** START Supplied records **
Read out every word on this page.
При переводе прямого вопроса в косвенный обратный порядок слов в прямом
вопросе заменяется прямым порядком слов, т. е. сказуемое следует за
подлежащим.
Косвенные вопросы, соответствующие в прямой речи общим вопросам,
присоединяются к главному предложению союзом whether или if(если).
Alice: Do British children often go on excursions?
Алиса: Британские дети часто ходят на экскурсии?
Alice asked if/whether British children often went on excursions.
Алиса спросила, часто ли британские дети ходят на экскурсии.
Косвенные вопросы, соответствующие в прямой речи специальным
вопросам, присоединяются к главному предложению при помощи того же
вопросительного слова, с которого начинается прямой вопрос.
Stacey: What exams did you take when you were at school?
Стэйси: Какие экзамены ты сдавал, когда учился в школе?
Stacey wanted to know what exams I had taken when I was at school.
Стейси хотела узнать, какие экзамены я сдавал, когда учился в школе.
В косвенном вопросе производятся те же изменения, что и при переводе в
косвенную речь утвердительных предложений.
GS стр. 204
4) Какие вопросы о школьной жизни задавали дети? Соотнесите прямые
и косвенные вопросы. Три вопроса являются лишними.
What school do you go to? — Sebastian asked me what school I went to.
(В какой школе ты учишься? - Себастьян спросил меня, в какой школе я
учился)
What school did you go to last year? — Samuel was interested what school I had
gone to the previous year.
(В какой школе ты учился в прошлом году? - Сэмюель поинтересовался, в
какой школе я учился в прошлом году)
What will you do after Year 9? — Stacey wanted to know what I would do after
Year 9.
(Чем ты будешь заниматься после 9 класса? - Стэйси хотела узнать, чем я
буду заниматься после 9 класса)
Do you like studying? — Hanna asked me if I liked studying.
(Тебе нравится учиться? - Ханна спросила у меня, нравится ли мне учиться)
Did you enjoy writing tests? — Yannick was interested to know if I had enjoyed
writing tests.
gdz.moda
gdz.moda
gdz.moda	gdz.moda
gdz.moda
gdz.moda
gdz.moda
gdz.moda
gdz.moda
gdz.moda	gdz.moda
** END Supplied records **
● Aim: Repeat all the records. Match each line exactly.

● Exercise solution:
Read out every word on this page.
При переводе прямого вопроса в косвенный обратный порядок слов в прямом
вопросе заменяется прямым порядком слов, т. е. сказуемое следует за
подлежащим.
Косвенные вопросы, соответствующие в прямой речи общим вопросам,
присоединяются к главному предложению союзом whether или if(если).
Alice: Do British children often go on excursions?
Алиса: Британские дети часто ходят на экскурсии?
Alice asked if/whether British children often went on excursions.
Алиса спросила, часто ли британские дети ходят на экскурсии.
Косвенные вопросы, соответствующие в прямой речи специальным
вопросам, присоединяются к главному предложению при помощи того же
вопросительного слова, с которого начинается прямой вопрос.
Stacey: What exams did you take when you were at school?
Стэйси: Какие экзамены ты сдавал, когда учился в школе?
Stacey wanted to know what exams I had taken when I was at school.
Стейси хотела узнать, какие экзамены я сдавал, когда учился в школе.
В косвенном вопросе производятся те же изменения, что и при переводе в
косвенную речь утвердительных предложений.
GS стр. 204
4) Какие вопросы о школьной жизни задавали дети? Соотнесите прямые
и косвенные вопросы. Три вопроса являются лишними.
What school do you go to? — Sebastian asked me what school I went to.
(В какой школе ты учишься? - Себастьян спросил меня, в какой школе я
учился)
What school did you go to last year? — Samuel was interested what school I had
gone to the previous year.
(В какой школе ты учился в прошлом году? - Сэмюель поинтересовался, в
какой школе я учился в прошлом году)
What will you do after Year 9? — Stacey wanted to know what I would do after
Year 9.
(Чем ты будешь заниматься после 9 класса? - Стэйси хотела узнать, чем я
буду заниматься после 9 класса)
Do you like studying? — Hanna asked me if I liked studying.
(Тебе нравится учиться? - Ханна спросила у меня, нравится ли мне учиться)
Did you enjoy writing tests? — Yannick was interested to know if I had enjoyed
writing tests.
gdz.moda
gdz.moda
gdz.moda	gdz.moda
gdz.moda
gdz.moda
gdz.moda
gdz.moda
gdz.moda
gdz.moda	gdz.moda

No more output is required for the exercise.